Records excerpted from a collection
_ _ _ _

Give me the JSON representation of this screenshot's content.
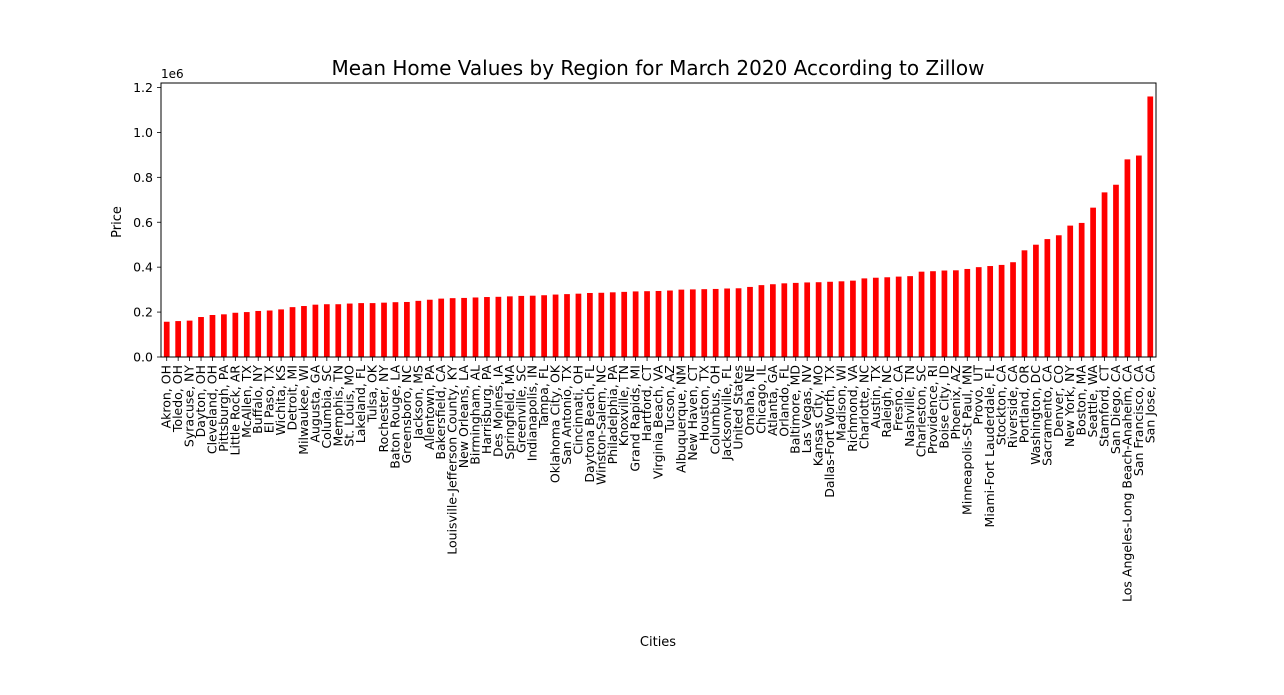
{
  "chart_data": {
    "type": "bar",
    "title": "Mean Home Values by Region for March 2020 According to Zillow",
    "xlabel": "Cities",
    "ylabel": "Price",
    "y_offset_label": "1e6",
    "ylim": [
      0,
      1220000
    ],
    "yticks": [
      0,
      200000,
      400000,
      600000,
      800000,
      1000000,
      1200000
    ],
    "ytick_labels": [
      "0.0",
      "0.2",
      "0.4",
      "0.6",
      "0.8",
      "1.0",
      "1.2"
    ],
    "grid": false,
    "legend": "none",
    "bar_color": "#ff0000",
    "categories": [
      "Akron, OH",
      "Toledo, OH",
      "Syracuse, NY",
      "Dayton, OH",
      "Cleveland, OH",
      "Pittsburgh, PA",
      "Little Rock, AR",
      "McAllen, TX",
      "Buffalo, NY",
      "El Paso, TX",
      "Wichita, KS",
      "Detroit, MI",
      "Milwaukee, WI",
      "Augusta, GA",
      "Columbia, SC",
      "Memphis, TN",
      "St. Louis, MO",
      "Lakeland, FL",
      "Tulsa, OK",
      "Rochester, NY",
      "Baton Rouge, LA",
      "Greensboro, NC",
      "Jackson, MS",
      "Allentown, PA",
      "Bakersfield, CA",
      "Louisville-Jefferson County, KY",
      "New Orleans, LA",
      "Birmingham, AL",
      "Harrisburg, PA",
      "Des Moines, IA",
      "Springfield, MA",
      "Greenville, SC",
      "Indianapolis, IN",
      "Tampa, FL",
      "Oklahoma City, OK",
      "San Antonio, TX",
      "Cincinnati, OH",
      "Daytona Beach, FL",
      "Winston-Salem, NC",
      "Philadelphia, PA",
      "Knoxville, TN",
      "Grand Rapids, MI",
      "Hartford, CT",
      "Virginia Beach, VA",
      "Tucson, AZ",
      "Albuquerque, NM",
      "New Haven, CT",
      "Houston, TX",
      "Columbus, OH",
      "Jacksonville, FL",
      "United States",
      "Omaha, NE",
      "Chicago, IL",
      "Atlanta, GA",
      "Orlando, FL",
      "Baltimore, MD",
      "Las Vegas, NV",
      "Kansas City, MO",
      "Dallas-Fort Worth, TX",
      "Madison, WI",
      "Richmond, VA",
      "Charlotte, NC",
      "Austin, TX",
      "Raleigh, NC",
      "Fresno, CA",
      "Nashville, TN",
      "Charleston, SC",
      "Providence, RI",
      "Boise City, ID",
      "Phoenix, AZ",
      "Minneapolis-St Paul, MN",
      "Provo, UT",
      "Miami-Fort Lauderdale, FL",
      "Stockton, CA",
      "Riverside, CA",
      "Portland, OR",
      "Washington, DC",
      "Sacramento, CA",
      "Denver, CO",
      "New York, NY",
      "Boston, MA",
      "Seattle, WA",
      "Stamford, CT",
      "San Diego, CA",
      "Los Angeles-Long Beach-Anaheim, CA",
      "San Francisco, CA",
      "San Jose, CA"
    ],
    "values": [
      157000,
      160000,
      162000,
      178000,
      187000,
      190000,
      197000,
      200000,
      205000,
      207000,
      212000,
      222000,
      227000,
      233000,
      235000,
      235000,
      238000,
      240000,
      240000,
      242000,
      244000,
      245000,
      250000,
      255000,
      260000,
      262000,
      263000,
      265000,
      267000,
      268000,
      270000,
      272000,
      273000,
      275000,
      278000,
      280000,
      282000,
      285000,
      286000,
      288000,
      290000,
      292000,
      293000,
      294000,
      296000,
      300000,
      301000,
      302000,
      303000,
      305000,
      306000,
      312000,
      320000,
      324000,
      328000,
      330000,
      332000,
      333000,
      335000,
      337000,
      340000,
      350000,
      353000,
      355000,
      358000,
      360000,
      380000,
      382000,
      385000,
      386000,
      392000,
      400000,
      405000,
      410000,
      422000,
      475000,
      500000,
      525000,
      542000,
      585000,
      597000,
      665000,
      733000,
      767000,
      880000,
      897000,
      1160000
    ]
  }
}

_ _ _ _

• _Aim_
Filter lines by "Fort" and return each hit.

• _Output below_
      "Dallas-Fort Worth, TX",
      "Miami-Fort Lauderdale, FL",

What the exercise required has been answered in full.